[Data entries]
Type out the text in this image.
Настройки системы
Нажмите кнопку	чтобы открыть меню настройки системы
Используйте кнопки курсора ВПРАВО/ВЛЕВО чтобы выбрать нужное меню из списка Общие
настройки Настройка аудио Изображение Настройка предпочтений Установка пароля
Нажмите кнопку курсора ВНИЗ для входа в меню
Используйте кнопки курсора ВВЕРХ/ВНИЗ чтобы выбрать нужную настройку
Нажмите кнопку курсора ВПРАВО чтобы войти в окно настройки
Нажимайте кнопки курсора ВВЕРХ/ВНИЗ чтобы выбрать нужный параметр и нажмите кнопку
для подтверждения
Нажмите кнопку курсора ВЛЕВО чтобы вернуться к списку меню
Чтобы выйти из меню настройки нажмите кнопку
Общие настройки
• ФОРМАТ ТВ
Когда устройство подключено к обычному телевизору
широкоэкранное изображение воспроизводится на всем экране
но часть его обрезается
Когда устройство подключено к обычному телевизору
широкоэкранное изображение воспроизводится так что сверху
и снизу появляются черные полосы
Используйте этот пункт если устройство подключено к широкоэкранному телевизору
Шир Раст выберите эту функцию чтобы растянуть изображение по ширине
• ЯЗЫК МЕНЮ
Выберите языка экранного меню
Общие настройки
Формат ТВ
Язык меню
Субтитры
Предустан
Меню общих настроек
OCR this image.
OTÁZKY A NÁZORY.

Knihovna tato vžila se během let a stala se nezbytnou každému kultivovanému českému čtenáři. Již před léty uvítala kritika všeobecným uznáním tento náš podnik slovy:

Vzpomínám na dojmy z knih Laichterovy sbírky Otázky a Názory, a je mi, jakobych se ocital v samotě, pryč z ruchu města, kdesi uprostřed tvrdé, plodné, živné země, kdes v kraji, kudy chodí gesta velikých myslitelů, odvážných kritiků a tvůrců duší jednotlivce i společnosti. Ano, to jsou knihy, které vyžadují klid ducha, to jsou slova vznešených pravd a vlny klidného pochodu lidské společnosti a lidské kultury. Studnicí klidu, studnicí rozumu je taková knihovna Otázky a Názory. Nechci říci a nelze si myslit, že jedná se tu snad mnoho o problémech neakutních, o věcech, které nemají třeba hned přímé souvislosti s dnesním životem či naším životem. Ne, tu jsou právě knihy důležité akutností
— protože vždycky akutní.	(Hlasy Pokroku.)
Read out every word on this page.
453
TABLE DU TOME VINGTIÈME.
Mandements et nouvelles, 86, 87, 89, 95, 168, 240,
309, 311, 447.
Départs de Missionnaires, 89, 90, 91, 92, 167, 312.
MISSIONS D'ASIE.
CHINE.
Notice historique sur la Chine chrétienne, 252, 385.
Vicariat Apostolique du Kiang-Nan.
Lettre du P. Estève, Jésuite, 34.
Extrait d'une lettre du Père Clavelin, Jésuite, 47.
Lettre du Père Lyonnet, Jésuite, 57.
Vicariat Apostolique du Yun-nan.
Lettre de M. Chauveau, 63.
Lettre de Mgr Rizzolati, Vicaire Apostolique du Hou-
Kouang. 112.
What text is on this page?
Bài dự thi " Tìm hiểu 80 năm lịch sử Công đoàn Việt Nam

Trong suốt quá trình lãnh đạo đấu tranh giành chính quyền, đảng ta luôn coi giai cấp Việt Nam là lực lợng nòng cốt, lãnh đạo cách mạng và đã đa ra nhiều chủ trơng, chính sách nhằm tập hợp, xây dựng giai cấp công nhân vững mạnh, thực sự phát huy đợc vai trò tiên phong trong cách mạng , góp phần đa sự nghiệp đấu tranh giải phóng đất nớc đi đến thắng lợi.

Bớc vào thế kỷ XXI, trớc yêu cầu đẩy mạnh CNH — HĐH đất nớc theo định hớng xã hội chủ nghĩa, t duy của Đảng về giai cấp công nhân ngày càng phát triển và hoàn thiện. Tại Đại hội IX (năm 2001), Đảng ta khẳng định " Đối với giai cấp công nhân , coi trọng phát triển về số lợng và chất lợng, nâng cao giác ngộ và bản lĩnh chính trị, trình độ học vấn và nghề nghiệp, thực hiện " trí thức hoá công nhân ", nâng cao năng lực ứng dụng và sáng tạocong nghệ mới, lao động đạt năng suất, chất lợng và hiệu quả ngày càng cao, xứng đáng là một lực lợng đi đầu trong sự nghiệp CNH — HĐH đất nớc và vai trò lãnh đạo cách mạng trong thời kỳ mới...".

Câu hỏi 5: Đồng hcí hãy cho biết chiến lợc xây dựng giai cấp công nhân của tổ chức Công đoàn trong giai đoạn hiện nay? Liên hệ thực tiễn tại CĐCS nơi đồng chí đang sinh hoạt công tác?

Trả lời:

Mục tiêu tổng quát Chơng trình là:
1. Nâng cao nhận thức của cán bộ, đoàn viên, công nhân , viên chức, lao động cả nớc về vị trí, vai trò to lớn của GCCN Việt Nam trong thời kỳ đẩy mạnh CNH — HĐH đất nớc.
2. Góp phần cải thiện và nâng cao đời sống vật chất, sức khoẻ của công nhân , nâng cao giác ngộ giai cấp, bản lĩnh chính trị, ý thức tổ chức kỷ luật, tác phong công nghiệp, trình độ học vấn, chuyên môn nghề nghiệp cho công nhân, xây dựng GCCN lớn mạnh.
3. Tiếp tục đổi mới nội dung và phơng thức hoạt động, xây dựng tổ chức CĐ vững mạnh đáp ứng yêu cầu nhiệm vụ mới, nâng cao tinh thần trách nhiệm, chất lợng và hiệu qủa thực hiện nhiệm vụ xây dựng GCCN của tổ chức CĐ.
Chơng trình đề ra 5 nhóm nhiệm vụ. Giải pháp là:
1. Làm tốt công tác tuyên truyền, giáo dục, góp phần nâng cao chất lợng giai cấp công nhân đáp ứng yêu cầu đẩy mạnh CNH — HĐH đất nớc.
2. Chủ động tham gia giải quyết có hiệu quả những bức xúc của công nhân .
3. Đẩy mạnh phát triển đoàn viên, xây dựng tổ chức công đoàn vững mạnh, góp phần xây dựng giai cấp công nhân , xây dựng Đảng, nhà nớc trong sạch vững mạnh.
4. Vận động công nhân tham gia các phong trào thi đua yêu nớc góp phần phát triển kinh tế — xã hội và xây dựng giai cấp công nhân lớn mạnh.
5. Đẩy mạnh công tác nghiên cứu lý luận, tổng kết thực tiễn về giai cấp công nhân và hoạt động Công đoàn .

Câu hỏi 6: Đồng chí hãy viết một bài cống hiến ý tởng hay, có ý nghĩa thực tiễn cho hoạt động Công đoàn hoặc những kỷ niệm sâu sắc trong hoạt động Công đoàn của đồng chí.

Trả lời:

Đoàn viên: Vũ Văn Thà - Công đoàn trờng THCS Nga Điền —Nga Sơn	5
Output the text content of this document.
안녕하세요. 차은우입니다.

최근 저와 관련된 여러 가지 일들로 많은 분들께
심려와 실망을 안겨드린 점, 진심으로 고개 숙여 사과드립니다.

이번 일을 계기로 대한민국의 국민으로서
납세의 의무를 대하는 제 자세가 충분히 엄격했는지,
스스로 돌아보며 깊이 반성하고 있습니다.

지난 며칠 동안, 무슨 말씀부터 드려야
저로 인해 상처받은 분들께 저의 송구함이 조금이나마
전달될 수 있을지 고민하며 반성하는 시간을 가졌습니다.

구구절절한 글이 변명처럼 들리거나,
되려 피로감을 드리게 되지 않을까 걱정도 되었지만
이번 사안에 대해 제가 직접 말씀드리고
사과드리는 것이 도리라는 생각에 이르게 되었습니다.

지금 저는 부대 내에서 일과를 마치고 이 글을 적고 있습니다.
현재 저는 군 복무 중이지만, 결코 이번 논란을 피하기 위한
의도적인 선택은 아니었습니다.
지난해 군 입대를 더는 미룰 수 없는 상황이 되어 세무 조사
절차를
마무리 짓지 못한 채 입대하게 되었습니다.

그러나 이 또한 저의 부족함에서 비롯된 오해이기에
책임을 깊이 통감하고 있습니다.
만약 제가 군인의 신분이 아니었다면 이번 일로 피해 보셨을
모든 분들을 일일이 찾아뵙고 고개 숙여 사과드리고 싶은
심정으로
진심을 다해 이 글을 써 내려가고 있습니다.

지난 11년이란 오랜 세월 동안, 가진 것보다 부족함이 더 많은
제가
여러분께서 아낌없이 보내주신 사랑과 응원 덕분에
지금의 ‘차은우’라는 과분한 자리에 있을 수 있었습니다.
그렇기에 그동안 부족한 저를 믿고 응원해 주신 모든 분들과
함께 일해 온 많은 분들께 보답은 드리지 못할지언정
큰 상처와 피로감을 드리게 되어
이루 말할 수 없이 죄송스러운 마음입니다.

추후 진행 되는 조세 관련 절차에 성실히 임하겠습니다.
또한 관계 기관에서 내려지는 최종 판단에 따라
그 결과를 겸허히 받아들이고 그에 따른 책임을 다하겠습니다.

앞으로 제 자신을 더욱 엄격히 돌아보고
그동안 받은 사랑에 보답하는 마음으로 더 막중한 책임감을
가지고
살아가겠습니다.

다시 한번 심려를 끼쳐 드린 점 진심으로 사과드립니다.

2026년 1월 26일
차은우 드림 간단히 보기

**YOUR TASK:** Locate the lines above that contain "page" and copy them.

**SOLVED PROBLEM:**
Read out every word on this page.
What text is on this page?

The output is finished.